Dataset rows
☆ ☆ ☆ ☆ ☆
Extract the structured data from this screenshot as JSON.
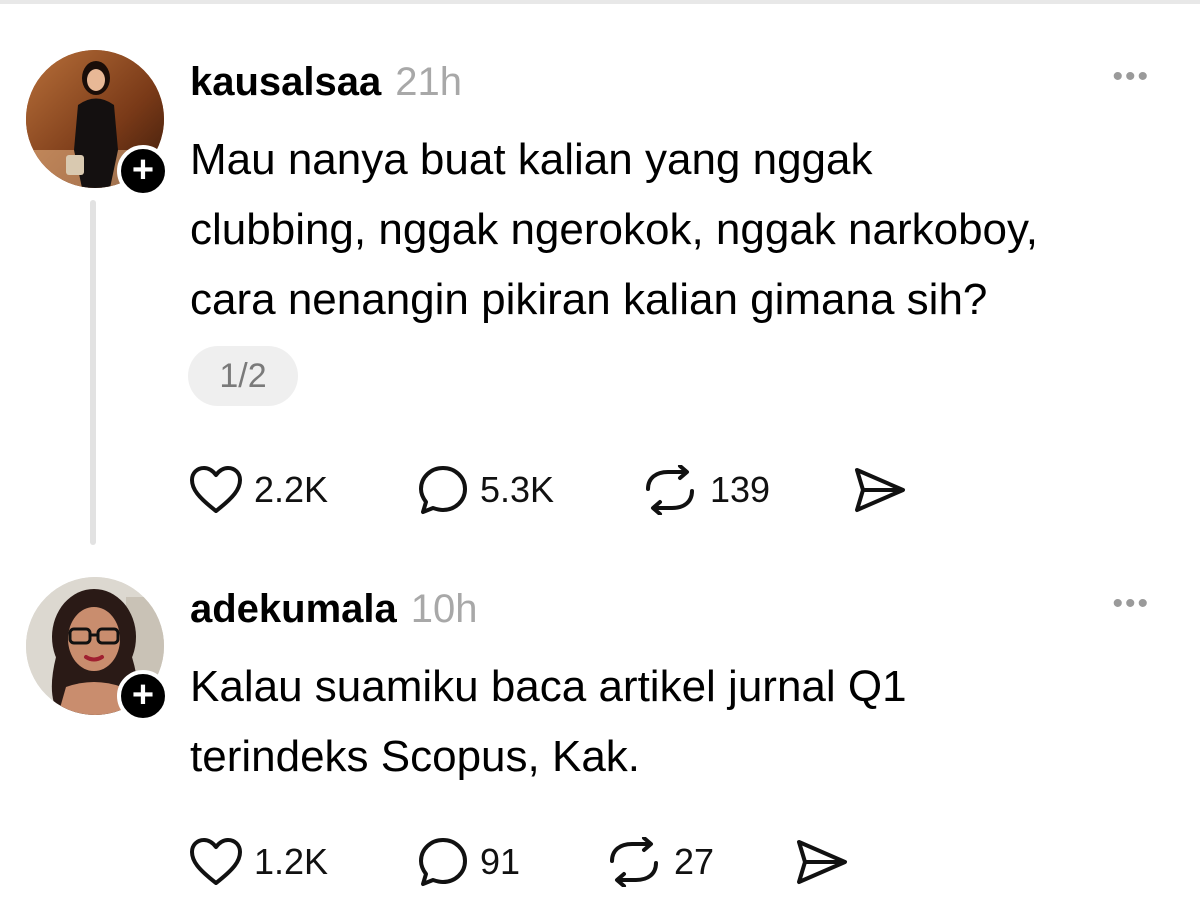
{
  "posts": [
    {
      "username": "kausalsaa",
      "time": "21h",
      "more": "•••",
      "text": "Mau nanya buat kalian yang nggak\nclubbing, nggak ngerokok, nggak narkoboy,\ncara nenangin pikiran kalian gimana sih?",
      "pager": "1/2",
      "likes": "2.2K",
      "replies": "5.3K",
      "reposts": "139"
    },
    {
      "username": "adekumala",
      "time": "10h",
      "more": "•••",
      "text": "Kalau suamiku baca artikel jurnal Q1\nterindeks Scopus, Kak.",
      "likes": "1.2K",
      "replies": "91",
      "reposts": "27"
    }
  ],
  "icons": {
    "follow": "plus-icon",
    "like": "heart-icon",
    "reply": "comment-icon",
    "repost": "repost-icon",
    "share": "send-icon"
  },
  "colors": {
    "muted": "#a8a8a8",
    "pill_bg": "#efefef",
    "thread_line": "#e2e2e2"
  }
}
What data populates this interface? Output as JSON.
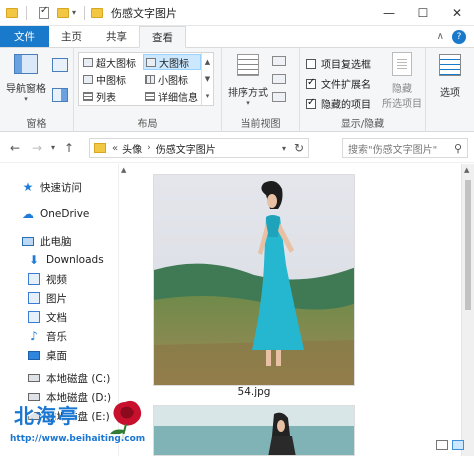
{
  "window": {
    "title": "伤感文字图片",
    "minimize": "—",
    "maximize": "☐",
    "close": "✕"
  },
  "tabs": {
    "file": "文件",
    "home": "主页",
    "share": "共享",
    "view": "查看",
    "help": "?"
  },
  "ribbon": {
    "panes": {
      "label": "窗格",
      "nav_pane": "导航窗格"
    },
    "layout": {
      "label": "布局",
      "items": [
        "超大图标",
        "大图标",
        "中图标",
        "小图标",
        "列表",
        "详细信息"
      ]
    },
    "current_view": {
      "label": "当前视图",
      "sort": "排序方式"
    },
    "show_hide": {
      "label": "显示/隐藏",
      "item_checkboxes": "项目复选框",
      "file_extensions": "文件扩展名",
      "hidden_items": "隐藏的项目",
      "hide_selected": "隐藏",
      "hide_selected_2": "所选项目"
    },
    "options": "选项"
  },
  "address": {
    "crumb_root": "头像",
    "crumb_current": "伤感文字图片",
    "search_placeholder": "搜索\"伤感文字图片\""
  },
  "nav": {
    "quick_access": "快速访问",
    "onedrive": "OneDrive",
    "this_pc": "此电脑",
    "downloads": "Downloads",
    "videos": "视频",
    "pictures": "图片",
    "documents": "文档",
    "music": "音乐",
    "desktop": "桌面",
    "disk_c": "本地磁盘 (C:)",
    "disk_d": "本地磁盘 (D:)",
    "disk_e": "本地磁盘 (E:)"
  },
  "files": [
    {
      "name": "54.jpg"
    }
  ],
  "watermark": {
    "brand": "北海亭",
    "url": "http://www.beihaiting.com"
  }
}
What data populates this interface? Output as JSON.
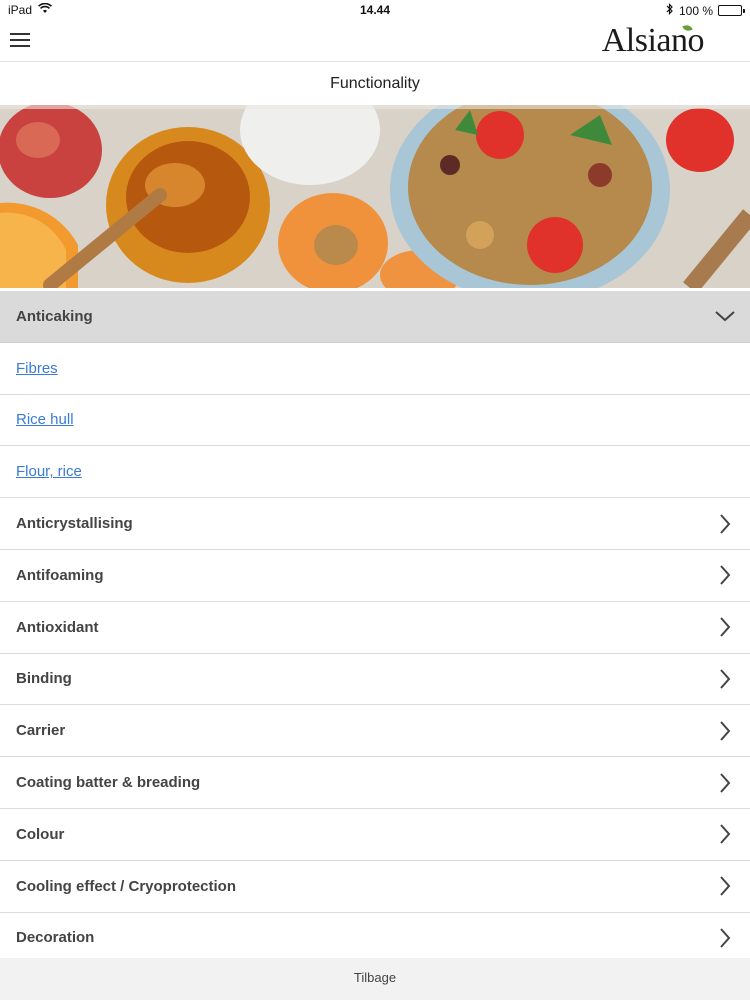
{
  "status": {
    "device": "iPad",
    "time": "14.44",
    "battery": "100 %",
    "battery_level": 1.0
  },
  "header": {
    "logo": "Alsiano",
    "menu_icon": "hamburger-icon"
  },
  "page": {
    "title": "Functionality"
  },
  "accordion": {
    "open_section": {
      "label": "Anticaking",
      "icon": "chevron-down-icon",
      "items": [
        "Fibres",
        "Rice hull",
        "Flour, rice"
      ]
    },
    "collapsed_sections": [
      "Anticrystallising",
      "Antifoaming",
      "Antioxidant",
      "Binding",
      "Carrier",
      "Coating batter & breading",
      "Colour",
      "Cooling effect / Cryoprotection",
      "Decoration"
    ],
    "collapsed_icon": "chevron-right-icon"
  },
  "footer": {
    "back_label": "Tilbage"
  },
  "colors": {
    "link": "#3a7bd5",
    "open_header_bg": "#dadada",
    "logo_leaf": "#6a9e3a"
  }
}
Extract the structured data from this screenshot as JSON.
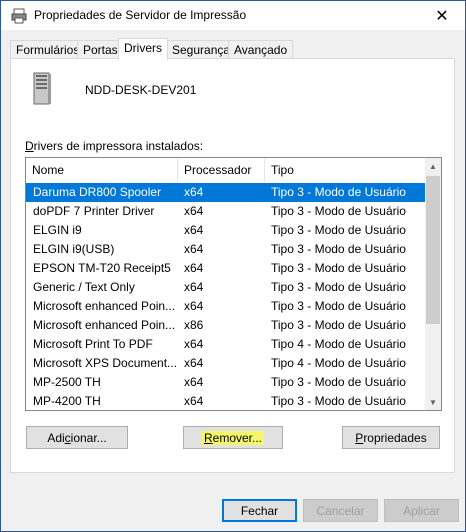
{
  "window": {
    "title": "Propriedades de Servidor de Impressão",
    "close_glyph": "✕"
  },
  "tabs": [
    {
      "label": "Formulários"
    },
    {
      "label": "Portas"
    },
    {
      "label": "Drivers"
    },
    {
      "label": "Segurança"
    },
    {
      "label": "Avançado"
    }
  ],
  "active_tab": "Drivers",
  "server": {
    "name": "NDD-DESK-DEV201"
  },
  "drivers_list": {
    "label": "Drivers de impressora instalados:",
    "columns": [
      "Nome",
      "Processador",
      "Tipo"
    ],
    "rows": [
      {
        "name": "Daruma DR800 Spooler",
        "processor": "x64",
        "type": "Tipo 3 - Modo de Usuário",
        "selected": true
      },
      {
        "name": "doPDF 7 Printer Driver",
        "processor": "x64",
        "type": "Tipo 3 - Modo de Usuário"
      },
      {
        "name": "ELGIN i9",
        "processor": "x64",
        "type": "Tipo 3 - Modo de Usuário"
      },
      {
        "name": "ELGIN i9(USB)",
        "processor": "x64",
        "type": "Tipo 3 - Modo de Usuário"
      },
      {
        "name": "EPSON TM-T20 Receipt5",
        "processor": "x64",
        "type": "Tipo 3 - Modo de Usuário"
      },
      {
        "name": "Generic / Text Only",
        "processor": "x64",
        "type": "Tipo 3 - Modo de Usuário"
      },
      {
        "name": "Microsoft enhanced Poin...",
        "processor": "x64",
        "type": "Tipo 3 - Modo de Usuário"
      },
      {
        "name": "Microsoft enhanced Poin...",
        "processor": "x86",
        "type": "Tipo 3 - Modo de Usuário"
      },
      {
        "name": "Microsoft Print To PDF",
        "processor": "x64",
        "type": "Tipo 4 - Modo de Usuário"
      },
      {
        "name": "Microsoft XPS Document...",
        "processor": "x64",
        "type": "Tipo 4 - Modo de Usuário"
      },
      {
        "name": "MP-2500 TH",
        "processor": "x64",
        "type": "Tipo 3 - Modo de Usuário"
      },
      {
        "name": "MP-4200 TH",
        "processor": "x64",
        "type": "Tipo 3 - Modo de Usuário"
      }
    ]
  },
  "actions": {
    "add": "Adicionar...",
    "remove": "Remover...",
    "properties": "Propriedades"
  },
  "footer": {
    "close": "Fechar",
    "cancel": "Cancelar",
    "apply": "Aplicar"
  },
  "colors": {
    "selection": "#0078d7",
    "highlight": "#f5f76b",
    "border_accent": "#2b579a"
  },
  "icons": {
    "app": "printer-server-icon",
    "server": "server-tower-icon"
  }
}
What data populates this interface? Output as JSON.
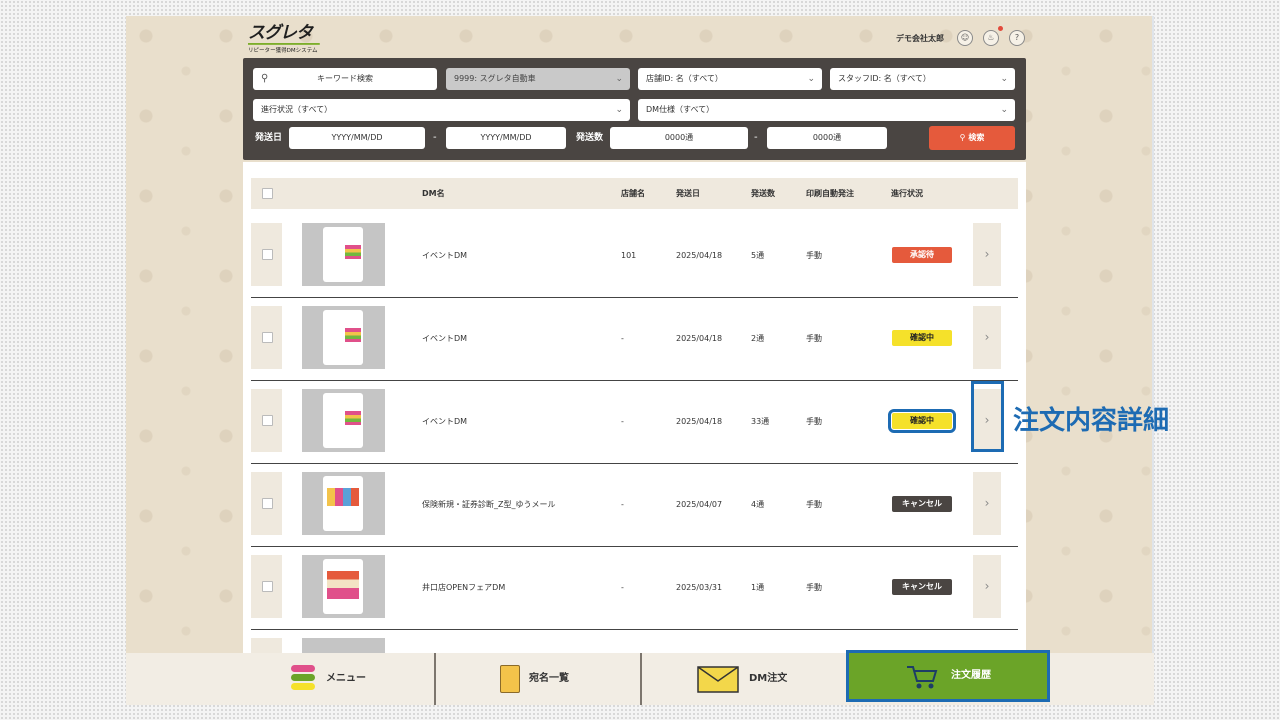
{
  "header": {
    "logo_main": "スグレタ",
    "logo_sub": "リピーター獲得DMシステム",
    "user_name": "デモ会社太郎"
  },
  "search": {
    "keyword_placeholder": "キーワード検索",
    "company_value": "9999: スグレタ自動車",
    "store_value": "店舗ID: 名（すべて）",
    "staff_value": "スタッフID: 名（すべて）",
    "status_value": "進行状況（すべて）",
    "dm_spec_value": "DM仕様（すべて）",
    "send_date_label": "発送日",
    "date_from": "YYYY/MM/DD",
    "date_to": "YYYY/MM/DD",
    "send_count_label": "発送数",
    "count_from": "0000通",
    "count_to": "0000通",
    "range_dash": "-",
    "search_button": "検索"
  },
  "table": {
    "columns": [
      "DM名",
      "店舗名",
      "発送日",
      "発送数",
      "印刷自動発注",
      "進行状況"
    ],
    "rows": [
      {
        "name": "イベントDM",
        "store": "101",
        "date": "2025/04/18",
        "count": "5通",
        "auto": "手動",
        "status": "承認待",
        "status_color": "#e55a3c",
        "status_text_color": "#ffffff"
      },
      {
        "name": "イベントDM",
        "store": "-",
        "date": "2025/04/18",
        "count": "2通",
        "auto": "手動",
        "status": "確認中",
        "status_color": "#f5e12a",
        "status_text_color": "#222222"
      },
      {
        "name": "イベントDM",
        "store": "-",
        "date": "2025/04/18",
        "count": "33通",
        "auto": "手動",
        "status": "確認中",
        "status_color": "#f5e12a",
        "status_text_color": "#222222"
      },
      {
        "name": "保険新規・証券診断_Z型_ゆうメール",
        "store": "-",
        "date": "2025/04/07",
        "count": "4通",
        "auto": "手動",
        "status": "キャンセル",
        "status_color": "#4a4542",
        "status_text_color": "#ffffff"
      },
      {
        "name": "井口店OPENフェアDM",
        "store": "-",
        "date": "2025/03/31",
        "count": "1通",
        "auto": "手動",
        "status": "キャンセル",
        "status_color": "#4a4542",
        "status_text_color": "#ffffff"
      }
    ]
  },
  "annotation": {
    "callout_text": "注文内容詳細",
    "highlight_color": "#1d6bb3"
  },
  "bottom_nav": {
    "menu": "メニュー",
    "address_list": "宛名一覧",
    "dm_order": "DM注文",
    "order_history": "注文履歴"
  },
  "colors": {
    "accent_green": "#6ba428",
    "panel_dark": "#4a4542",
    "search_red": "#e55a3c"
  }
}
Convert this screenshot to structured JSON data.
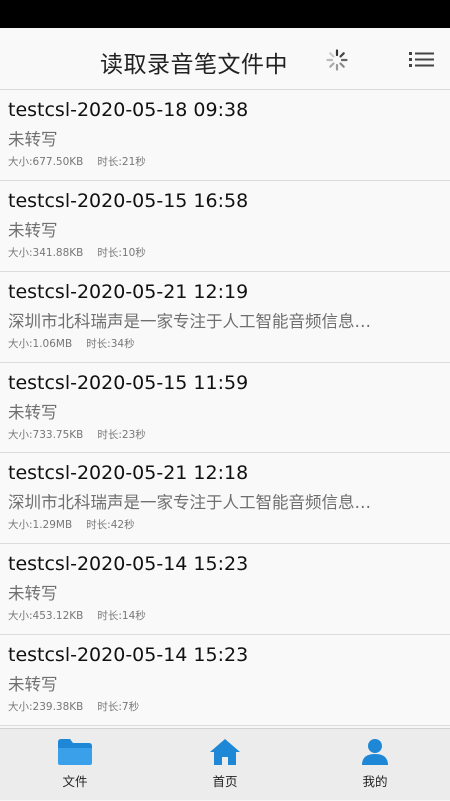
{
  "header": {
    "title": "读取录音笔文件中"
  },
  "recordings": [
    {
      "title": "testcsl-2020-05-18 09:38",
      "preview": "未转写",
      "size": "大小:677.50KB",
      "duration": "时长:21秒"
    },
    {
      "title": "testcsl-2020-05-15 16:58",
      "preview": "未转写",
      "size": "大小:341.88KB",
      "duration": "时长:10秒"
    },
    {
      "title": "testcsl-2020-05-21 12:19",
      "preview": "深圳市北科瑞声是一家专注于人工智能音频信息…",
      "size": "大小:1.06MB",
      "duration": "时长:34秒"
    },
    {
      "title": "testcsl-2020-05-15 11:59",
      "preview": "未转写",
      "size": "大小:733.75KB",
      "duration": "时长:23秒"
    },
    {
      "title": "testcsl-2020-05-21 12:18",
      "preview": "深圳市北科瑞声是一家专注于人工智能音频信息…",
      "size": "大小:1.29MB",
      "duration": "时长:42秒"
    },
    {
      "title": "testcsl-2020-05-14 15:23",
      "preview": "未转写",
      "size": "大小:453.12KB",
      "duration": "时长:14秒"
    },
    {
      "title": "testcsl-2020-05-14 15:23",
      "preview": "未转写",
      "size": "大小:239.38KB",
      "duration": "时长:7秒"
    }
  ],
  "tabs": [
    {
      "label": "文件",
      "icon": "folder-icon"
    },
    {
      "label": "首页",
      "icon": "home-icon"
    },
    {
      "label": "我的",
      "icon": "person-icon"
    }
  ],
  "colors": {
    "accent": "#1e88d6"
  }
}
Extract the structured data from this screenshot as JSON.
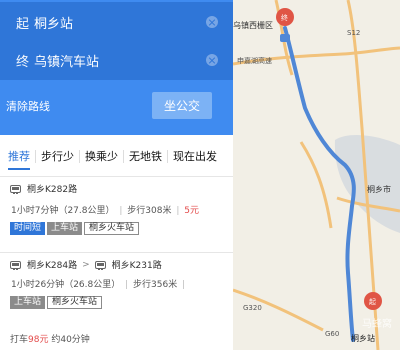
{
  "search": {
    "start_role": "起",
    "start_value": "桐乡站",
    "end_role": "终",
    "end_value": "乌镇汽车站",
    "clear_route": "清除路线",
    "bus_button": "坐公交"
  },
  "tabs": [
    "推荐",
    "步行少",
    "换乘少",
    "无地铁",
    "现在出发"
  ],
  "routes": [
    {
      "lines": [
        "桐乡K282路"
      ],
      "duration": "1小时7分钟",
      "distance": "（27.8公里）",
      "walk": "步行308米",
      "price": "5元",
      "chips": [
        {
          "text": "时间短",
          "style": "blue"
        },
        {
          "text": "上车站",
          "style": "gray"
        },
        {
          "text": "桐乡火车站",
          "style": "outline"
        }
      ]
    },
    {
      "lines": [
        "桐乡K284路",
        "桐乡K231路"
      ],
      "duration": "1小时26分钟",
      "distance": "（26.8公里）",
      "walk": "步行356米",
      "chips": [
        {
          "text": "上车站",
          "style": "gray"
        },
        {
          "text": "桐乡火车站",
          "style": "outline"
        }
      ]
    }
  ],
  "taxi": {
    "prefix": "打车",
    "price": "98元",
    "suffix": "约40分钟"
  },
  "map": {
    "labels": {
      "wuzhen_west": "乌镇西栅",
      "district": "区",
      "end_marker": "终",
      "start_marker": "起",
      "tongxiang_city": "桐乡市",
      "tongxiang_station": "桐乡站",
      "road_s12": "S12",
      "road_shenjia": "申嘉湖高速",
      "road_g320": "G320",
      "road_g60": "G60"
    },
    "watermark": "马蜂窝",
    "colors": {
      "route": "#4f87d6",
      "marker": "#e05545",
      "highway": "#f2c27b",
      "background": "#f2efe6"
    }
  }
}
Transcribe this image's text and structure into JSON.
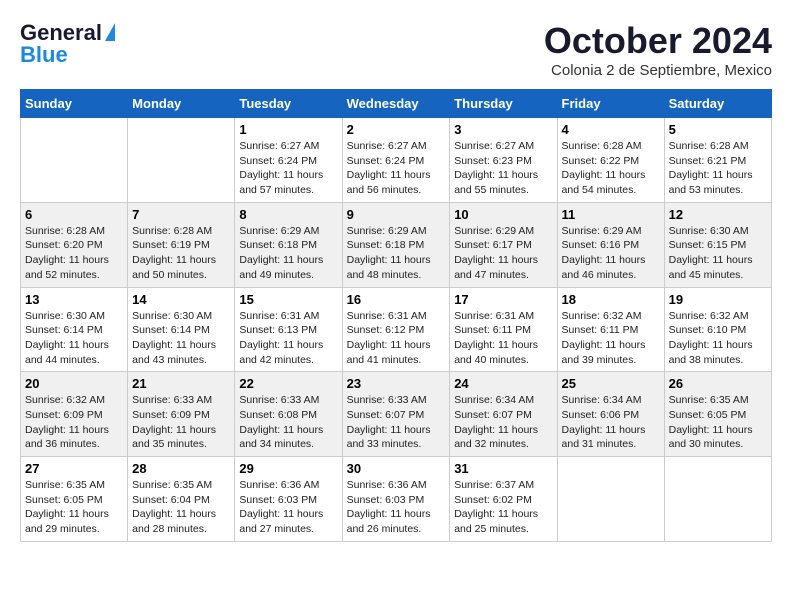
☆ ☆ ☆ ☆ ☆
_TO DO_: Using the listing above, locate the lines that hold "Microsoft" and copy each one.

_CORRECT OUTPUT_:
        "name": "Microsoft enhanced Poin...",
        "name": "Microsoft enhanced Poin...",
        "name": "Microsoft Print To PDF",
        "name": "Microsoft XPS Document...",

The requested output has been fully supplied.